• **Problem requirements**
Where a line contains the word "CNET", copy that line in full.
— Begin Source material —
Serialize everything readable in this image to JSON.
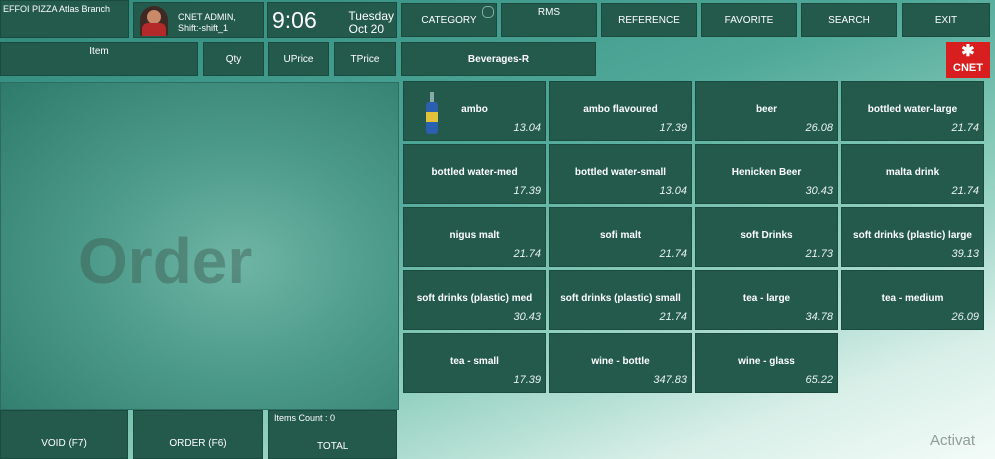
{
  "header": {
    "branch": "EFFOI PIZZA Atlas Branch",
    "user_line1": "CNET ADMIN,",
    "user_line2": "Shift:-shift_1",
    "time": "9:06",
    "day": "Tuesday",
    "date": "Oct 20"
  },
  "topnav": {
    "category": "CATEGORY",
    "rms": "RMS",
    "reference": "REFERENCE",
    "favorite": "FAVORITE",
    "search": "SEARCH",
    "exit": "EXIT"
  },
  "columns": {
    "item": "Item",
    "qty": "Qty",
    "uprice": "UPrice",
    "tprice": "TPrice"
  },
  "category_title": "Beverages-R",
  "logo_text": "CNET",
  "order_watermark": "Order",
  "bottom": {
    "void": "VOID (F7)",
    "order": "ORDER (F6)",
    "items_count": "Items Count : 0",
    "total": "TOTAL"
  },
  "items": [
    {
      "name": "ambo",
      "price": "13.04"
    },
    {
      "name": "ambo flavoured",
      "price": "17.39"
    },
    {
      "name": "beer",
      "price": "26.08"
    },
    {
      "name": "bottled water-large",
      "price": "21.74"
    },
    {
      "name": "bottled water-med",
      "price": "17.39"
    },
    {
      "name": "bottled water-small",
      "price": "13.04"
    },
    {
      "name": "Henicken Beer",
      "price": "30.43"
    },
    {
      "name": "malta drink",
      "price": "21.74"
    },
    {
      "name": "nigus malt",
      "price": "21.74"
    },
    {
      "name": "sofi malt",
      "price": "21.74"
    },
    {
      "name": "soft Drinks",
      "price": "21.73"
    },
    {
      "name": "soft drinks (plastic) large",
      "price": "39.13"
    },
    {
      "name": "soft drinks (plastic) med",
      "price": "30.43"
    },
    {
      "name": "soft drinks (plastic) small",
      "price": "21.74"
    },
    {
      "name": "tea - large",
      "price": "34.78"
    },
    {
      "name": "tea - medium",
      "price": "26.09"
    },
    {
      "name": "tea - small",
      "price": "17.39"
    },
    {
      "name": "wine - bottle",
      "price": "347.83"
    },
    {
      "name": "wine - glass",
      "price": "65.22"
    }
  ],
  "watermark_text": "Activat"
}
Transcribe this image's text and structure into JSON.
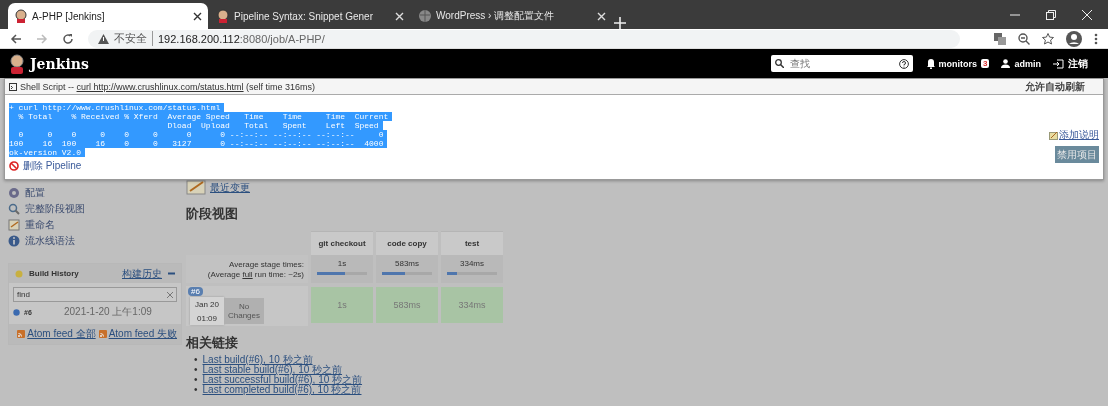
{
  "browser": {
    "tabs": [
      {
        "title": "A-PHP [Jenkins]",
        "selected": true
      },
      {
        "title": "Pipeline Syntax: Snippet Gener",
        "selected": false
      },
      {
        "title": "WordPress › 调整配置文件",
        "selected": false
      }
    ],
    "security": "不安全",
    "url_host": "192.168.200.112",
    "url_rest": ":8080/job/A-PHP/"
  },
  "header": {
    "logo": "Jenkins",
    "search_placeholder": "查找",
    "monitors": "monitors",
    "monitors_count": "3",
    "user": "admin",
    "logout": "注销"
  },
  "modal": {
    "title_prefix": "Shell Script -- ",
    "title_link": "curl http://www.crushlinux.com/status.html",
    "title_suffix": " (self time 316ms)",
    "auto_refresh": "允许自动刷新",
    "log_lines": [
      "+ curl http://www.crushlinux.com/status.html",
      "  % Total    % Received % Xferd  Average Speed   Time    Time     Time  Current",
      "                                 Dload  Upload   Total   Spent    Left  Speed",
      "  0     0    0     0    0     0      0      0 --:--:-- --:--:-- --:--:--     0",
      "100    16  100    16    0     0   3127      0 --:--:-- --:--:-- --:--:--  4000",
      "ok-version V2.0"
    ],
    "delete_link": "删除 Pipeline",
    "add_description": "添加说明",
    "disable_button": "禁用项目"
  },
  "sidebar": {
    "items": [
      {
        "label": "配置"
      },
      {
        "label": "完整阶段视图"
      },
      {
        "label": "重命名"
      },
      {
        "label": "流水线语法"
      }
    ]
  },
  "recent_changes": "最近变更",
  "build_history": {
    "title": "Build History",
    "trend": "构建历史",
    "filter": "find",
    "builds": [
      {
        "number": "#6",
        "time": "2021-1-20 上午1:09"
      }
    ],
    "feeds": [
      "Atom feed 全部",
      "Atom feed 失败"
    ]
  },
  "stage_view": {
    "title": "阶段视图",
    "avg_label": "Average stage times:",
    "avg_prefix": "(Average ",
    "avg_link": "full",
    "avg_suffix": " run time: ~2s)",
    "stages": [
      {
        "name": "git checkout",
        "avg": "1s",
        "level": 0.55
      },
      {
        "name": "code copy",
        "avg": "583ms",
        "level": 0.45
      },
      {
        "name": "test",
        "avg": "334ms",
        "level": 0.2
      }
    ],
    "run": {
      "badge": "#6",
      "date": "Jan 20",
      "time": "01:09",
      "changes": "No Changes",
      "cells": [
        "1s",
        "583ms",
        "334ms"
      ]
    }
  },
  "related": {
    "title": "相关链接",
    "marker": "•",
    "links": [
      "Last build(#6), 10 秒之前",
      "Last stable build(#6), 10 秒之前",
      "Last successful build(#6), 10 秒之前",
      "Last completed build(#6), 10 秒之前"
    ]
  }
}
— End Source material —
• **Worked answer**
    "user_line1": "CNET ADMIN,",
  "logo_text": "CNET",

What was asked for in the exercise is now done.